[START OF Supplied records]

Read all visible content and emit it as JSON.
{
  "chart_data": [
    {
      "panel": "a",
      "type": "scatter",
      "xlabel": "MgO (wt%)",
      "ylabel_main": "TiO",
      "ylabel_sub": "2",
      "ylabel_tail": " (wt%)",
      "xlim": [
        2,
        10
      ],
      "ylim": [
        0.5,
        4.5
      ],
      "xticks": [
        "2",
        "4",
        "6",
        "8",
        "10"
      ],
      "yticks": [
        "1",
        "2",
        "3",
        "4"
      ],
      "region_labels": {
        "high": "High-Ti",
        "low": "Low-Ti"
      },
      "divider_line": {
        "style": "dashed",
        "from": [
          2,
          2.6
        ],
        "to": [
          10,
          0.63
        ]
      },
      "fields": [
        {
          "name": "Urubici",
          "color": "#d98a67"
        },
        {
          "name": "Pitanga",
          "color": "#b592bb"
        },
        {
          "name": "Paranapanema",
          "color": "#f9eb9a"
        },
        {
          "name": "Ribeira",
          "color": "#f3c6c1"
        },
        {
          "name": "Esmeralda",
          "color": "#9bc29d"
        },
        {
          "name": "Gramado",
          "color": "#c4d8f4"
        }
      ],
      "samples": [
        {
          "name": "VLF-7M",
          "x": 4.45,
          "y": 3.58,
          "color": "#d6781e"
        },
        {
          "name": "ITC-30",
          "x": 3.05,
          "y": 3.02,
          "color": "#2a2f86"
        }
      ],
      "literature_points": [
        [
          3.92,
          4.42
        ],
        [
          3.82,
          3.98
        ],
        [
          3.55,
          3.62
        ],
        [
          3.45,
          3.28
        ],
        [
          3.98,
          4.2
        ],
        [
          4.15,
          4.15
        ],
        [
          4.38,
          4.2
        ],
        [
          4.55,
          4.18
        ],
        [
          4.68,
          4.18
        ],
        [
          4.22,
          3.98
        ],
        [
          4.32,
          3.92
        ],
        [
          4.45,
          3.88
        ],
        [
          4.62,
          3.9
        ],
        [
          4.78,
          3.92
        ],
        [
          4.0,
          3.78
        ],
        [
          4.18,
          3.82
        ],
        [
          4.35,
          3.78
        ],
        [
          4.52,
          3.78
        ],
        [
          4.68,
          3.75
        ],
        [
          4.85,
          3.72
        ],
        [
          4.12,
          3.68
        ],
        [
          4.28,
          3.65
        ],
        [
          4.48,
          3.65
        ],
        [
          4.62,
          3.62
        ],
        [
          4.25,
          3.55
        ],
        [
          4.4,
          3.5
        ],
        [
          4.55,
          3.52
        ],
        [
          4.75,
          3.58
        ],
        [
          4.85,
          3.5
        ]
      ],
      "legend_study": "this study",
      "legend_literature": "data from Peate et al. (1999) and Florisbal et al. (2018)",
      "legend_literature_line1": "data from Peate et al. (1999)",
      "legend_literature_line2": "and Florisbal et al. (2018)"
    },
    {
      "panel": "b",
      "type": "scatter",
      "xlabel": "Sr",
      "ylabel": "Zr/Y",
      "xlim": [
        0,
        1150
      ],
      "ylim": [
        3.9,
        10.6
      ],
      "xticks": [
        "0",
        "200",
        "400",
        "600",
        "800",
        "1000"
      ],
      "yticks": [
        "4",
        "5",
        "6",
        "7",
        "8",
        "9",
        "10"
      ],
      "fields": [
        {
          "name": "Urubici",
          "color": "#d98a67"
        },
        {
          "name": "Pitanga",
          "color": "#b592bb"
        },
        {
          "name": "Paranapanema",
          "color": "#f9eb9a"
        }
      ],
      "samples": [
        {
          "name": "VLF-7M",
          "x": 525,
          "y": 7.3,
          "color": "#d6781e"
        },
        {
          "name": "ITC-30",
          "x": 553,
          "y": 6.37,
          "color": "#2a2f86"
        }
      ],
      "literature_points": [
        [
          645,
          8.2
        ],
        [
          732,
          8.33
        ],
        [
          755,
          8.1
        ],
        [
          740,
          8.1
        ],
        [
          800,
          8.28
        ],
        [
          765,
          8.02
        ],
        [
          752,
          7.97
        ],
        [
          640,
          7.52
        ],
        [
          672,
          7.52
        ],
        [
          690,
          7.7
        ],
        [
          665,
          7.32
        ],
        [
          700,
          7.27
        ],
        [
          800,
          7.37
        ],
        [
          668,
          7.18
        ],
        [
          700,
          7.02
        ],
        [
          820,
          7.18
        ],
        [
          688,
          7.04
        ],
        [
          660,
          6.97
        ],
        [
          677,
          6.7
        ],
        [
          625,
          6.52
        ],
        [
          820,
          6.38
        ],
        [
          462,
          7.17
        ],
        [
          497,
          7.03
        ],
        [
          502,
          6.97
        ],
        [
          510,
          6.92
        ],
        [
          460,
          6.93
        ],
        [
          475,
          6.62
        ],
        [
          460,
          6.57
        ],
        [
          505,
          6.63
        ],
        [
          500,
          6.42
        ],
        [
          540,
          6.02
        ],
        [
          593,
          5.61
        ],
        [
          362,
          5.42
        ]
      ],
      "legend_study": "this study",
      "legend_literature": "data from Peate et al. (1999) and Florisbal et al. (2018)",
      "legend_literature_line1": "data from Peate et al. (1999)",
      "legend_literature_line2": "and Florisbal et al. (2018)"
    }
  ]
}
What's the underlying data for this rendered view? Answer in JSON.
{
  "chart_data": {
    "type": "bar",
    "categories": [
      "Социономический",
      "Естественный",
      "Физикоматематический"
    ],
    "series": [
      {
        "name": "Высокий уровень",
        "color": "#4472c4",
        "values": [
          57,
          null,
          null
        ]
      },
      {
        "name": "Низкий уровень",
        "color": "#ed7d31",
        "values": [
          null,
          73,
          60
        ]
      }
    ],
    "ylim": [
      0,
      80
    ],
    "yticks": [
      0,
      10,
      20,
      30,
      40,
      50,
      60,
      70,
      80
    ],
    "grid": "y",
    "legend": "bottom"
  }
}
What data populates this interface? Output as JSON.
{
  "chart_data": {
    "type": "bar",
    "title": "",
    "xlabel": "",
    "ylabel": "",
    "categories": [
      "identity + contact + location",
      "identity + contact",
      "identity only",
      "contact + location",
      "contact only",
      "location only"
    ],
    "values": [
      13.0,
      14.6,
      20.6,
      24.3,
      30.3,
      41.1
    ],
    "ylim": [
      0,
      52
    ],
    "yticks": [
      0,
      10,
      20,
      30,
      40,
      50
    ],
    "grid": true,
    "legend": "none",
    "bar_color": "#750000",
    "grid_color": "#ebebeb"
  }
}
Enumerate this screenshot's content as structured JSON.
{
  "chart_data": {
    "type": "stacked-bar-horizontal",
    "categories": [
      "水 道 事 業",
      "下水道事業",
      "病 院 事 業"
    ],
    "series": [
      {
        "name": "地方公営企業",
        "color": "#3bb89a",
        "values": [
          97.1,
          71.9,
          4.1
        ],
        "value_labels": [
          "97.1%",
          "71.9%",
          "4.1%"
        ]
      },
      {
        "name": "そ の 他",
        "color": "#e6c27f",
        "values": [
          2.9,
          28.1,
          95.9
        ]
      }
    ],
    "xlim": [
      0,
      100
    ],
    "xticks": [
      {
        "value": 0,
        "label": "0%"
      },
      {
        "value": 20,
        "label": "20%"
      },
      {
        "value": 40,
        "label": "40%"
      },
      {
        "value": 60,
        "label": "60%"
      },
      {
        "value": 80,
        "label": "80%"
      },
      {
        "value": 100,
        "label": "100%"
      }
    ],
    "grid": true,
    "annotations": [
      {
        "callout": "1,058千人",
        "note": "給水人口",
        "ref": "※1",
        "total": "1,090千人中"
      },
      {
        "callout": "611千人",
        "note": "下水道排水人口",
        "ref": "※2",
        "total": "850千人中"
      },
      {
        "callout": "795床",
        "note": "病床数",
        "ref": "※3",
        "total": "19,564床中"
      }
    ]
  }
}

[END OF Supplied records]

*Stated task*. State how many lines include the string "уровень". Give no other information.

*Reply*. 2